(Records from a collection)
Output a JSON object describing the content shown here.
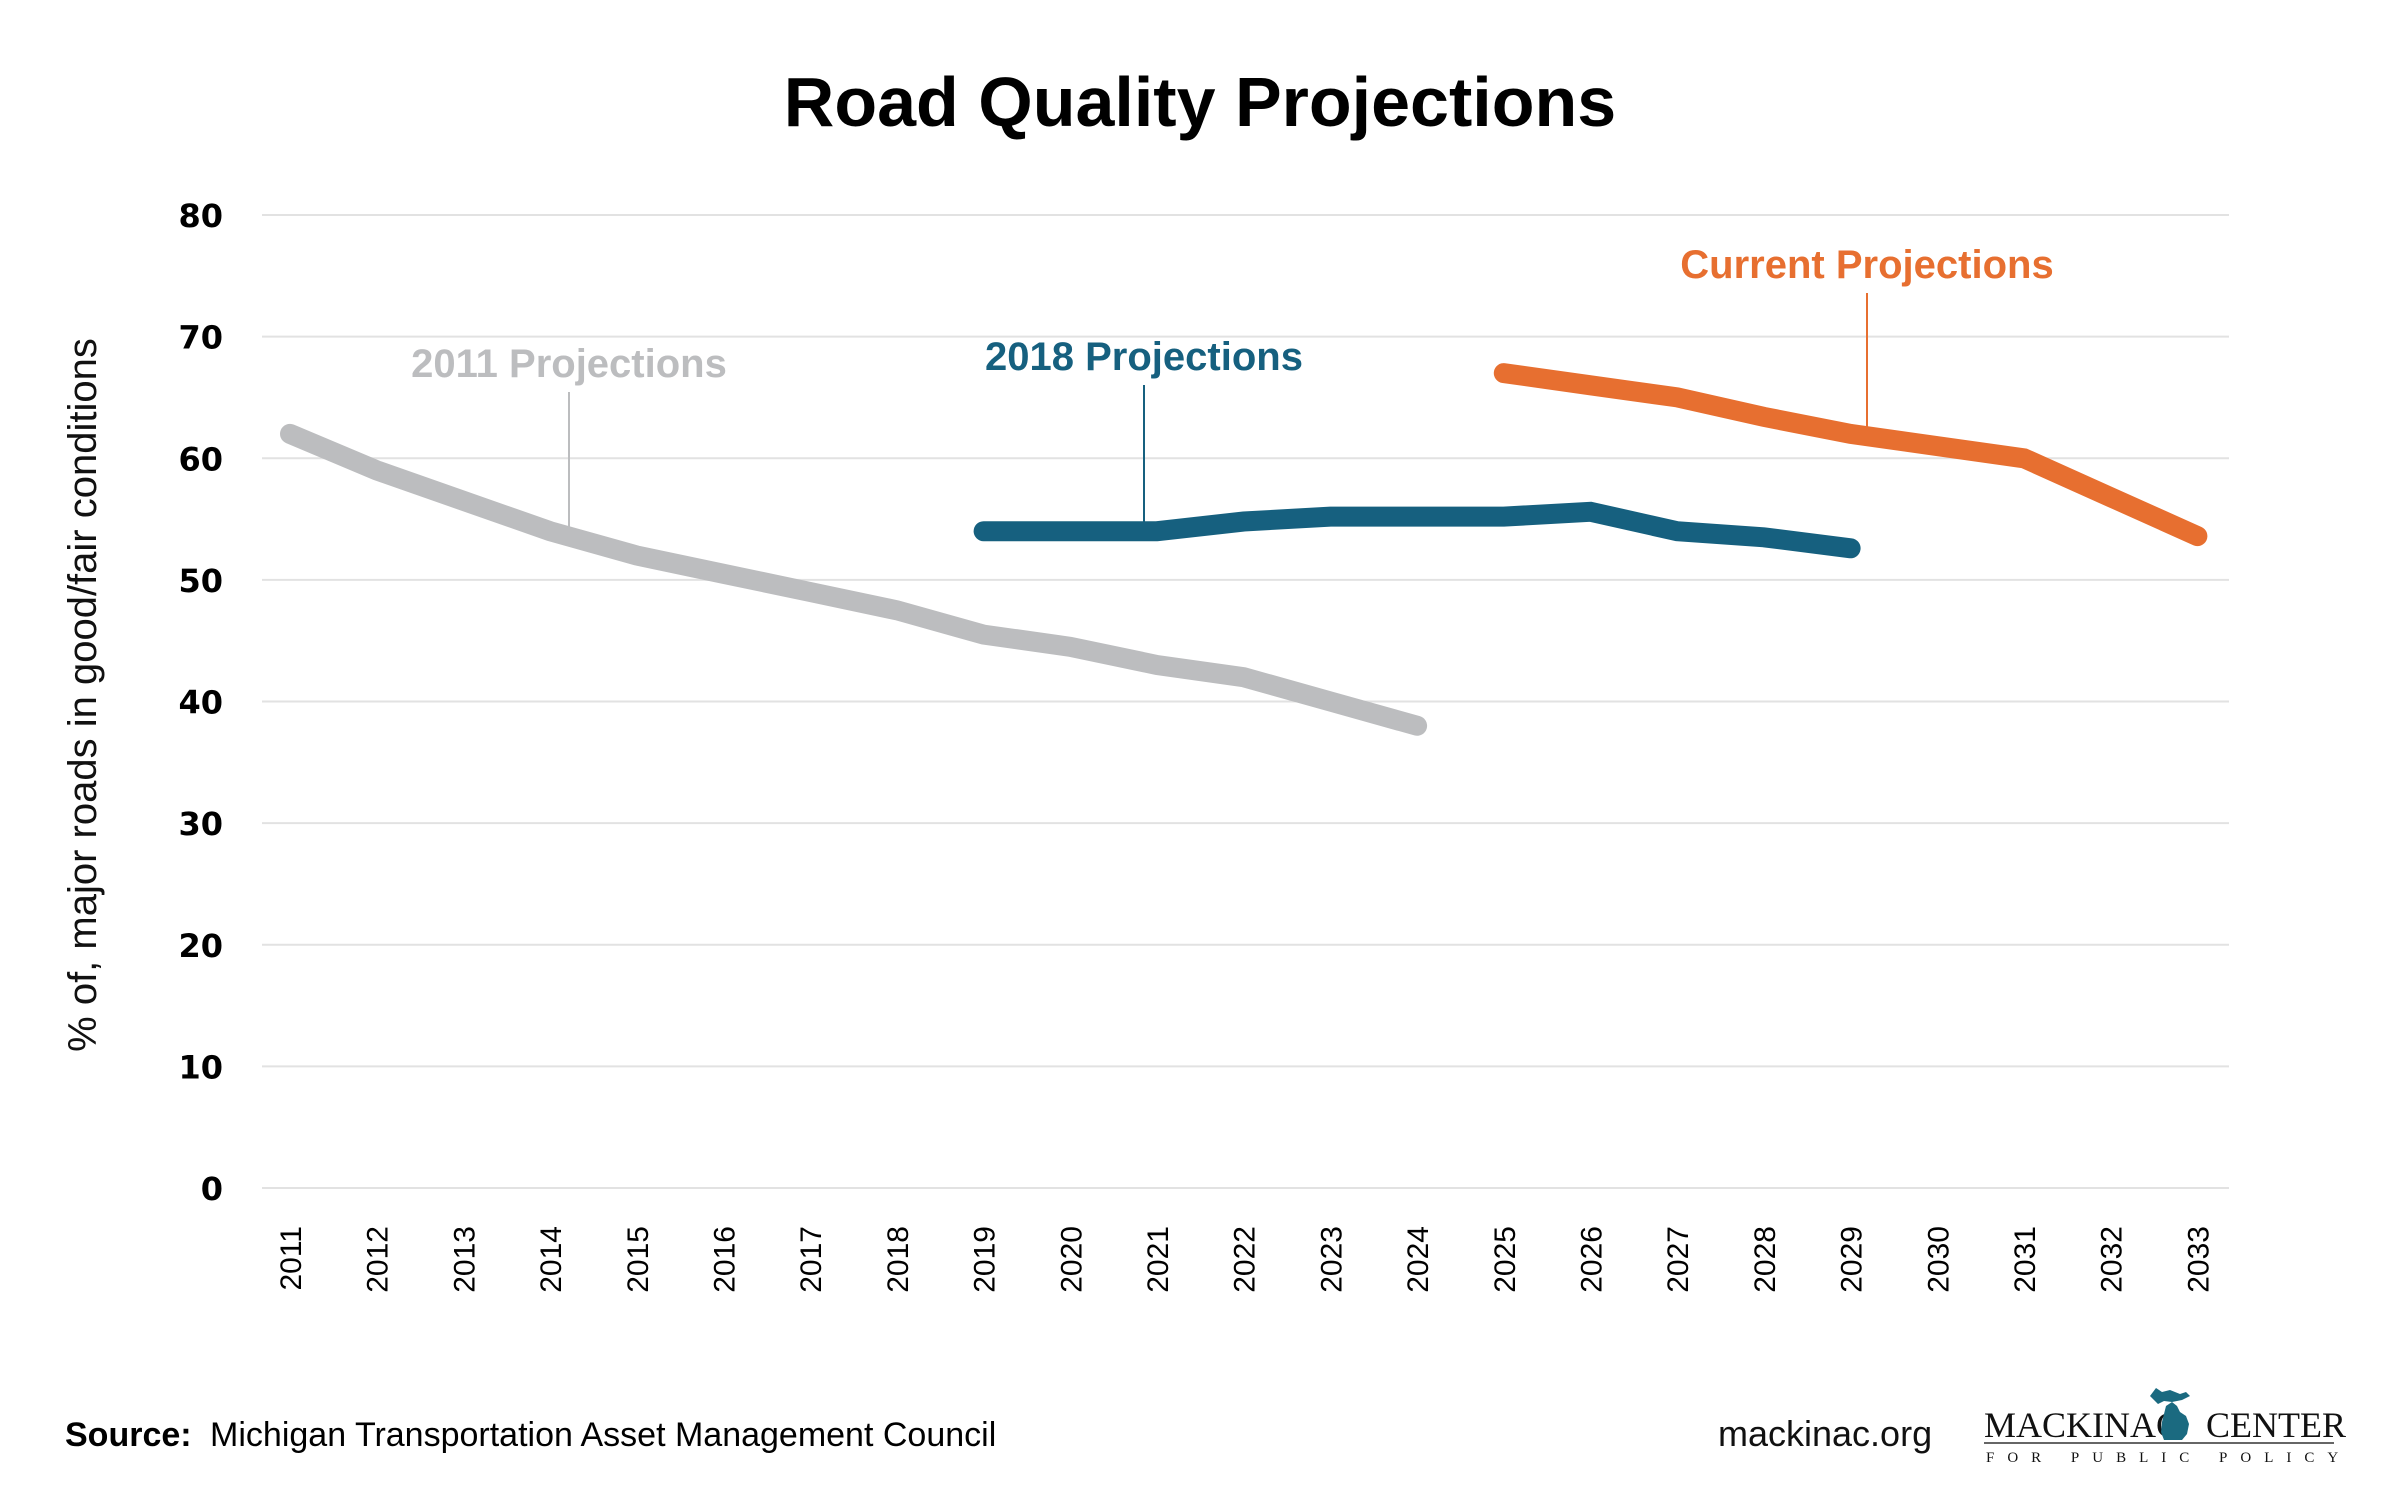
{
  "chart_data": {
    "type": "line",
    "title": "Road Quality Projections",
    "xlabel": "",
    "ylabel": "% of, major roads in good/fair conditions",
    "ylim": [
      0,
      80
    ],
    "yticks": [
      0,
      10,
      20,
      30,
      40,
      50,
      60,
      70,
      80
    ],
    "grid": true,
    "categories": [
      "2011",
      "2012",
      "2013",
      "2014",
      "2015",
      "2016",
      "2017",
      "2018",
      "2019",
      "2020",
      "2021",
      "2022",
      "2023",
      "2024",
      "2025",
      "2026",
      "2027",
      "2028",
      "2029",
      "2030",
      "2031",
      "2032",
      "2033"
    ],
    "series": [
      {
        "name": "2011 Projections",
        "color": "#bcbdbf",
        "label_anchor_year": "2014",
        "x": [
          "2011",
          "2012",
          "2013",
          "2014",
          "2015",
          "2016",
          "2017",
          "2018",
          "2019",
          "2020",
          "2021",
          "2022",
          "2023",
          "2024"
        ],
        "values": [
          62,
          59,
          56.5,
          54,
          52,
          50.5,
          49,
          47.5,
          45.5,
          44.5,
          43,
          42,
          40,
          38
        ]
      },
      {
        "name": "2018 Projections",
        "color": "#16607f",
        "label_anchor_year": "2021",
        "x": [
          "2019",
          "2020",
          "2021",
          "2022",
          "2023",
          "2024",
          "2025",
          "2026",
          "2027",
          "2028",
          "2029"
        ],
        "values": [
          54,
          54,
          54,
          54.8,
          55.2,
          55.2,
          55.2,
          55.6,
          54,
          53.5,
          52.6
        ]
      },
      {
        "name": "Current Projections",
        "color": "#e76f30",
        "label_anchor_year": "2029",
        "x": [
          "2025",
          "2026",
          "2027",
          "2028",
          "2029",
          "2030",
          "2031",
          "2032",
          "2033"
        ],
        "values": [
          67,
          66,
          65,
          63.4,
          62,
          61,
          60,
          56.8,
          53.6
        ]
      }
    ],
    "legend": "inline-annotations"
  },
  "footer": {
    "source_label": "Source:",
    "source_text": "Michigan Transportation Asset Management Council",
    "website": "mackinac.org",
    "logo_left": "MACKINAC",
    "logo_right": "CENTER",
    "logo_sub": "FOR PUBLIC POLICY",
    "logo_color": "#1b6a80"
  }
}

**WRITTEN EXERCISE**:
Look through the listing and extract every line with "Projections" in it.

**OUTPUT OF THE TASK**:
    "title": "Road Quality Projections",
        "name": "2011 Projections",
        "name": "2018 Projections",
        "name": "Current Projections",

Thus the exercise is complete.